YOUR TASK
Give only one thing: the number of lines that include the word "tháng".

------------------------------------------------------------

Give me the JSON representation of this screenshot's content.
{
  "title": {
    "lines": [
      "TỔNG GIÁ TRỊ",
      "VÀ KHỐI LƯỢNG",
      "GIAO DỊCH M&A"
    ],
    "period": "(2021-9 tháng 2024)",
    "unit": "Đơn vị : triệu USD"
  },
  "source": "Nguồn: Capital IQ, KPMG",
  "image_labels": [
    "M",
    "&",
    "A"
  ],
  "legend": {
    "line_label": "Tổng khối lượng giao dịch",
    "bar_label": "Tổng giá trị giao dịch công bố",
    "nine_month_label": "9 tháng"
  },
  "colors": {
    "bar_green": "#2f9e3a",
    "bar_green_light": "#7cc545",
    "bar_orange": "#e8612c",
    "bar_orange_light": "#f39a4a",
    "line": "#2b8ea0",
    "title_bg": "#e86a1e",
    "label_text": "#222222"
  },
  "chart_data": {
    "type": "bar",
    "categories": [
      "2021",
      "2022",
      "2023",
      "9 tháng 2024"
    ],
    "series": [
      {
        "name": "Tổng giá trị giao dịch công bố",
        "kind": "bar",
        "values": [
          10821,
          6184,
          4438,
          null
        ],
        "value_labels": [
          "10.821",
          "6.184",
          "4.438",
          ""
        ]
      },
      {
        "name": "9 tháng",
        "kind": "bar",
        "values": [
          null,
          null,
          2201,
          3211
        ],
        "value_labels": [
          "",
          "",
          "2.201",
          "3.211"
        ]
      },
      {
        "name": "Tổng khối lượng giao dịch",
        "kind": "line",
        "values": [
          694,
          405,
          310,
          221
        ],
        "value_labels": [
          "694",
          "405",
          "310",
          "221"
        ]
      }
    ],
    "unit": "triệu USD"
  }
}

------------------------------------------------------------

EXERCISE RESPONSE
4